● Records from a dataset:
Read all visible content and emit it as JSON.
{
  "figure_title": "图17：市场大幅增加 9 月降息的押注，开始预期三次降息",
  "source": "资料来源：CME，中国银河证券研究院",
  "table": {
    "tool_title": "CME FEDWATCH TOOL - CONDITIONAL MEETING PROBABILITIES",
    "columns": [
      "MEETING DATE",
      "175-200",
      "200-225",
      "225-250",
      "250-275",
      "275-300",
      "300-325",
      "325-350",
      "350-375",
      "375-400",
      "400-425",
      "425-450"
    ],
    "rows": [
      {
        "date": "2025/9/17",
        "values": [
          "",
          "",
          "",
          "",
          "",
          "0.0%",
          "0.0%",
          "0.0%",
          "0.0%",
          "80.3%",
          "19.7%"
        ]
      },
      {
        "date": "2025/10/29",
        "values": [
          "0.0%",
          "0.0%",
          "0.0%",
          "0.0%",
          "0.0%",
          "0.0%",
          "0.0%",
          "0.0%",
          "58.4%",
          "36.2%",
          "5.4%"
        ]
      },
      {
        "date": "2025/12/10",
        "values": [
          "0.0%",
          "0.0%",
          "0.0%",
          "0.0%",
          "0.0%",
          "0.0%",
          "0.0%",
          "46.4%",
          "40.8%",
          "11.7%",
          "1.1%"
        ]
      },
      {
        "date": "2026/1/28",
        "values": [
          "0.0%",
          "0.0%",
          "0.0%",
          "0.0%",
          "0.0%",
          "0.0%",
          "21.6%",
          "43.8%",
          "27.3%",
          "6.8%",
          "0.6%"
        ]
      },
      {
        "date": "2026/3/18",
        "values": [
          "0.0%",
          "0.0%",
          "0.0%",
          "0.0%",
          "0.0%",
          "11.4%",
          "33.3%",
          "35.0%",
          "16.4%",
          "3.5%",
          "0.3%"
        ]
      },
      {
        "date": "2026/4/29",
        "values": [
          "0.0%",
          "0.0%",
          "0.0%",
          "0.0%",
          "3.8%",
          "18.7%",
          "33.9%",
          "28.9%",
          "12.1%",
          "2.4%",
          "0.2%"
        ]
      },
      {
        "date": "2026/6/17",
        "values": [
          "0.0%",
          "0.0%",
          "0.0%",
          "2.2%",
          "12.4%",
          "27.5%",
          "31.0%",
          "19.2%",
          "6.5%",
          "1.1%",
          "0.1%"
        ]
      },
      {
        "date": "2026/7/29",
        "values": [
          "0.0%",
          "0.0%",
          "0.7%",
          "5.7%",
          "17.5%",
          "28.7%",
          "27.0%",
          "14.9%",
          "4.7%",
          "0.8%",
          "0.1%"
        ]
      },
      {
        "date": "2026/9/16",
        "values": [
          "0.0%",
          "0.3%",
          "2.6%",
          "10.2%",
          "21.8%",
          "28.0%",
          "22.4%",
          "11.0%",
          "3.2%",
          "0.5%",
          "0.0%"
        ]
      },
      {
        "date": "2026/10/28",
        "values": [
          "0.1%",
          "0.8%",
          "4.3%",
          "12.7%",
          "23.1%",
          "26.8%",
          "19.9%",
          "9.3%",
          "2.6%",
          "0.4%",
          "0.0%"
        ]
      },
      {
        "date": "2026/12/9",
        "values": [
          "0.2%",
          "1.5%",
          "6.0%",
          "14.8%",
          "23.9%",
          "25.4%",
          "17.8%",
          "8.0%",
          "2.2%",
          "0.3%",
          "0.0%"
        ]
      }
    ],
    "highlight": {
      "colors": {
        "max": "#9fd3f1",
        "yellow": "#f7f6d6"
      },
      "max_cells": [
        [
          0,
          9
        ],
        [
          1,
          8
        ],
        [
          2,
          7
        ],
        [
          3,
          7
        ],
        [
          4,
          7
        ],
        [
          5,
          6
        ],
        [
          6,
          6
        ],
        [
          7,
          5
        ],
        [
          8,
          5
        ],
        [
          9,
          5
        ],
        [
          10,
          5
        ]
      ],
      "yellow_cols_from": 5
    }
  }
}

● What is being asked:
Write out the entries above word for word.

● Solution for this task:
Read all visible content and emit it as JSON.
{
  "figure_title": "图17：市场大幅增加 9 月降息的押注，开始预期三次降息",
  "source": "资料来源：CME，中国银河证券研究院",
  "table": {
    "tool_title": "CME FEDWATCH TOOL - CONDITIONAL MEETING PROBABILITIES",
    "columns": [
      "MEETING DATE",
      "175-200",
      "200-225",
      "225-250",
      "250-275",
      "275-300",
      "300-325",
      "325-350",
      "350-375",
      "375-400",
      "400-425",
      "425-450"
    ],
    "rows": [
      {
        "date": "2025/9/17",
        "values": [
          "",
          "",
          "",
          "",
          "",
          "0.0%",
          "0.0%",
          "0.0%",
          "0.0%",
          "80.3%",
          "19.7%"
        ]
      },
      {
        "date": "2025/10/29",
        "values": [
          "0.0%",
          "0.0%",
          "0.0%",
          "0.0%",
          "0.0%",
          "0.0%",
          "0.0%",
          "0.0%",
          "58.4%",
          "36.2%",
          "5.4%"
        ]
      },
      {
        "date": "2025/12/10",
        "values": [
          "0.0%",
          "0.0%",
          "0.0%",
          "0.0%",
          "0.0%",
          "0.0%",
          "0.0%",
          "46.4%",
          "40.8%",
          "11.7%",
          "1.1%"
        ]
      },
      {
        "date": "2026/1/28",
        "values": [
          "0.0%",
          "0.0%",
          "0.0%",
          "0.0%",
          "0.0%",
          "0.0%",
          "21.6%",
          "43.8%",
          "27.3%",
          "6.8%",
          "0.6%"
        ]
      },
      {
        "date": "2026/3/18",
        "values": [
          "0.0%",
          "0.0%",
          "0.0%",
          "0.0%",
          "0.0%",
          "11.4%",
          "33.3%",
          "35.0%",
          "16.4%",
          "3.5%",
          "0.3%"
        ]
      },
      {
        "date": "2026/4/29",
        "values": [
          "0.0%",
          "0.0%",
          "0.0%",
          "0.0%",
          "3.8%",
          "18.7%",
          "33.9%",
          "28.9%",
          "12.1%",
          "2.4%",
          "0.2%"
        ]
      },
      {
        "date": "2026/6/17",
        "values": [
          "0.0%",
          "0.0%",
          "0.0%",
          "2.2%",
          "12.4%",
          "27.5%",
          "31.0%",
          "19.2%",
          "6.5%",
          "1.1%",
          "0.1%"
        ]
      },
      {
        "date": "2026/7/29",
        "values": [
          "0.0%",
          "0.0%",
          "0.7%",
          "5.7%",
          "17.5%",
          "28.7%",
          "27.0%",
          "14.9%",
          "4.7%",
          "0.8%",
          "0.1%"
        ]
      },
      {
        "date": "2026/9/16",
        "values": [
          "0.0%",
          "0.3%",
          "2.6%",
          "10.2%",
          "21.8%",
          "28.0%",
          "22.4%",
          "11.0%",
          "3.2%",
          "0.5%",
          "0.0%"
        ]
      },
      {
        "date": "2026/10/28",
        "values": [
          "0.1%",
          "0.8%",
          "4.3%",
          "12.7%",
          "23.1%",
          "26.8%",
          "19.9%",
          "9.3%",
          "2.6%",
          "0.4%",
          "0.0%"
        ]
      },
      {
        "date": "2026/12/9",
        "values": [
          "0.2%",
          "1.5%",
          "6.0%",
          "14.8%",
          "23.9%",
          "25.4%",
          "17.8%",
          "8.0%",
          "2.2%",
          "0.3%",
          "0.0%"
        ]
      }
    ],
    "highlight": {
      "colors": {
        "max": "#9fd3f1",
        "yellow": "#f7f6d6"
      },
      "max_cells": [
        [
          0,
          9
        ],
        [
          1,
          8
        ],
        [
          2,
          7
        ],
        [
          3,
          7
        ],
        [
          4,
          7
        ],
        [
          5,
          6
        ],
        [
          6,
          6
        ],
        [
          7,
          5
        ],
        [
          8,
          5
        ],
        [
          9,
          5
        ],
        [
          10,
          5
        ]
      ],
      "yellow_cols_from": 5
    }
  }
}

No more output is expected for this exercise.